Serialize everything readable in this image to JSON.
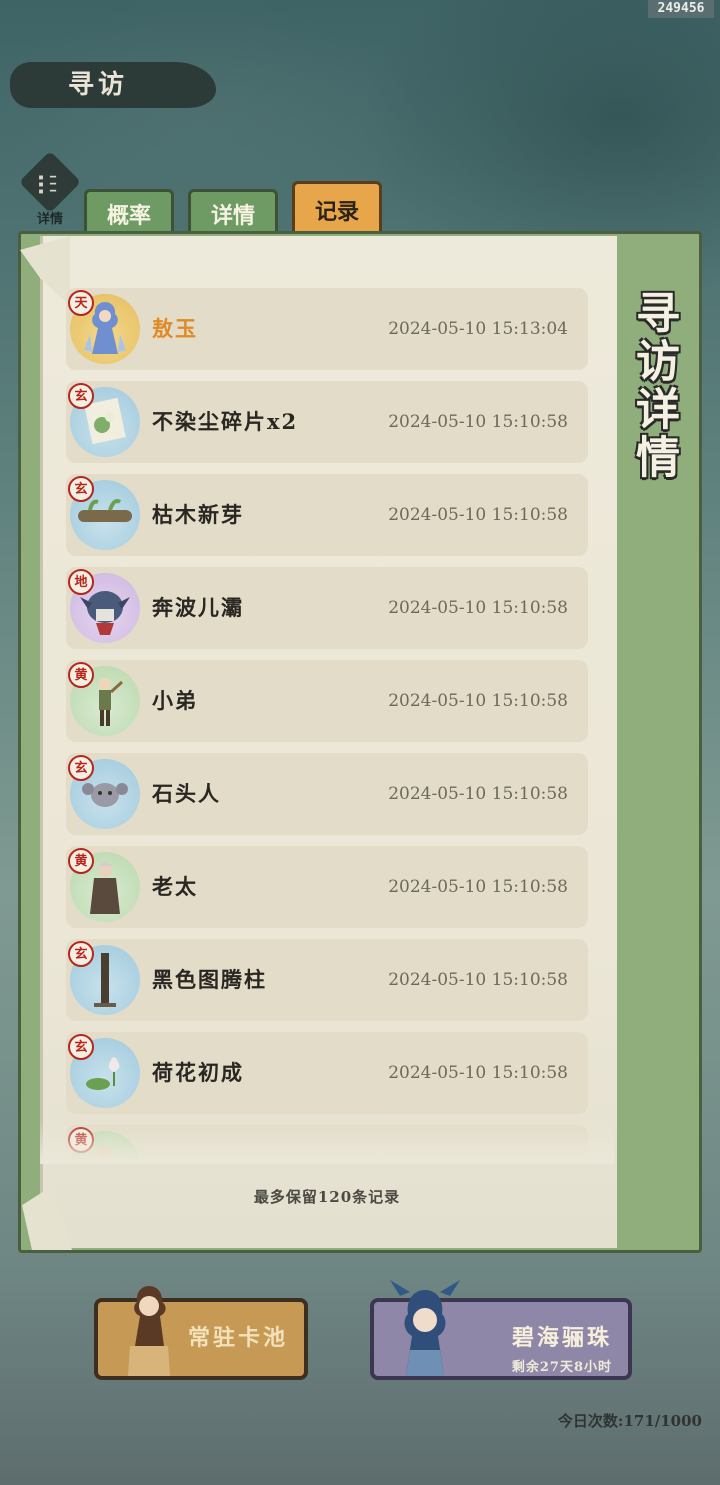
{
  "header": {
    "uid": "249456",
    "title": "寻访"
  },
  "detail_badge": {
    "label": "详情",
    "icon": "menu-lines-icon"
  },
  "tabs": [
    {
      "label": "概率",
      "active": false
    },
    {
      "label": "详情",
      "active": false
    },
    {
      "label": "记录",
      "active": true
    }
  ],
  "panel": {
    "side_title": "寻访详情",
    "footer_note": "最多保留120条记录"
  },
  "records": [
    {
      "seal": "天",
      "name": "敖玉",
      "time": "2024-05-10  15:13:04",
      "rarity": "gold",
      "icon": "dragon-lady-portrait"
    },
    {
      "seal": "玄",
      "name": "不染尘碎片x2",
      "time": "2024-05-10  15:10:58",
      "rarity": "blue",
      "icon": "lotus-scroll-fragment"
    },
    {
      "seal": "玄",
      "name": "枯木新芽",
      "time": "2024-05-10  15:10:58",
      "rarity": "blue",
      "icon": "log-sprout"
    },
    {
      "seal": "地",
      "name": "奔波儿灞",
      "time": "2024-05-10  15:10:58",
      "rarity": "purple",
      "icon": "fish-demon-portrait"
    },
    {
      "seal": "黄",
      "name": "小弟",
      "time": "2024-05-10  15:10:58",
      "rarity": "green",
      "icon": "boy-portrait"
    },
    {
      "seal": "玄",
      "name": "石头人",
      "time": "2024-05-10  15:10:58",
      "rarity": "blue",
      "icon": "stone-creature"
    },
    {
      "seal": "黄",
      "name": "老太",
      "time": "2024-05-10  15:10:58",
      "rarity": "green",
      "icon": "old-woman-portrait"
    },
    {
      "seal": "玄",
      "name": "黑色图腾柱",
      "time": "2024-05-10  15:10:58",
      "rarity": "blue",
      "icon": "totem-pole"
    },
    {
      "seal": "玄",
      "name": "荷花初成",
      "time": "2024-05-10  15:10:58",
      "rarity": "blue",
      "icon": "lotus-flower"
    },
    {
      "seal": "黄",
      "name": "",
      "time": "",
      "rarity": "green",
      "icon": "partial-portrait"
    }
  ],
  "pools": {
    "standard": {
      "label": "常驻卡池"
    },
    "limited": {
      "label": "碧海骊珠",
      "sub": "剩余27天8小时"
    }
  },
  "daily": "今日次数:171/1000",
  "colors": {
    "active_tab": "#e7a64a",
    "inactive_tab": "#6e9a63",
    "gold_name": "#e08a25",
    "seal_red": "#b7261d"
  }
}
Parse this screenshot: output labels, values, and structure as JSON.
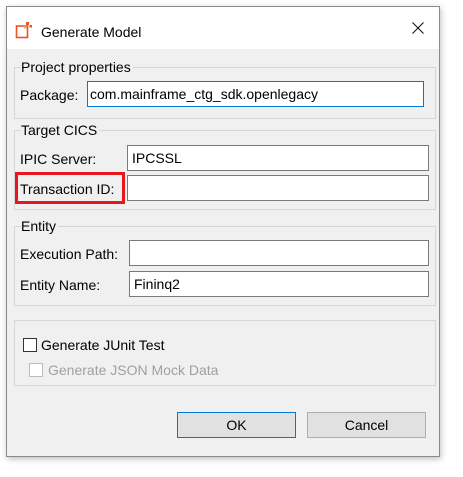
+ + + + + + +
Restate the records word for word, omitting images.

Serialize everything readable in this image to JSON.
{
  "header": {
    "uid": "249456",
    "title": "寻访"
  },
  "detail_badge": {
    "label": "详情",
    "icon": "menu-lines-icon"
  },
  "tabs": [
    {
      "label": "概率",
      "active": false
    },
    {
      "label": "详情",
      "active": false
    },
    {
      "label": "记录",
      "active": true
    }
  ],
  "panel": {
    "side_title": "寻访详情",
    "footer_note": "最多保留120条记录"
  },
  "records": [
    {
      "seal": "天",
      "name": "敖玉",
      "time": "2024-05-10  15:13:04",
      "rarity": "gold",
      "icon": "dragon-lady-portrait"
    },
    {
      "seal": "玄",
      "name": "不染尘碎片x2",
      "time": "2024-05-10  15:10:58",
      "rarity": "blue",
      "icon": "lotus-scroll-fragment"
    },
    {
      "seal": "玄",
      "name": "枯木新芽",
      "time": "2024-05-10  15:10:58",
      "rarity": "blue",
      "icon": "log-sprout"
    },
    {
      "seal": "地",
      "name": "奔波儿灞",
      "time": "2024-05-10  15:10:58",
      "rarity": "purple",
      "icon": "fish-demon-portrait"
    },
    {
      "seal": "黄",
      "name": "小弟",
      "time": "2024-05-10  15:10:58",
      "rarity": "green",
      "icon": "boy-portrait"
    },
    {
      "seal": "玄",
      "name": "石头人",
      "time": "2024-05-10  15:10:58",
      "rarity": "blue",
      "icon": "stone-creature"
    },
    {
      "seal": "黄",
      "name": "老太",
      "time": "2024-05-10  15:10:58",
      "rarity": "green",
      "icon": "old-woman-portrait"
    },
    {
      "seal": "玄",
      "name": "黑色图腾柱",
      "time": "2024-05-10  15:10:58",
      "rarity": "blue",
      "icon": "totem-pole"
    },
    {
      "seal": "玄",
      "name": "荷花初成",
      "time": "2024-05-10  15:10:58",
      "rarity": "blue",
      "icon": "lotus-flower"
    },
    {
      "seal": "黄",
      "name": "",
      "time": "",
      "rarity": "green",
      "icon": "partial-portrait"
    }
  ],
  "pools": {
    "standard": {
      "label": "常驻卡池"
    },
    "limited": {
      "label": "碧海骊珠",
      "sub": "剩余27天8小时"
    }
  },
  "daily": "今日次数:171/1000",
  "colors": {
    "active_tab": "#e7a64a",
    "inactive_tab": "#6e9a63",
    "gold_name": "#e08a25",
    "seal_red": "#b7261d"
  }
}
Parse this screenshot: output labels, values, and structure as JSON.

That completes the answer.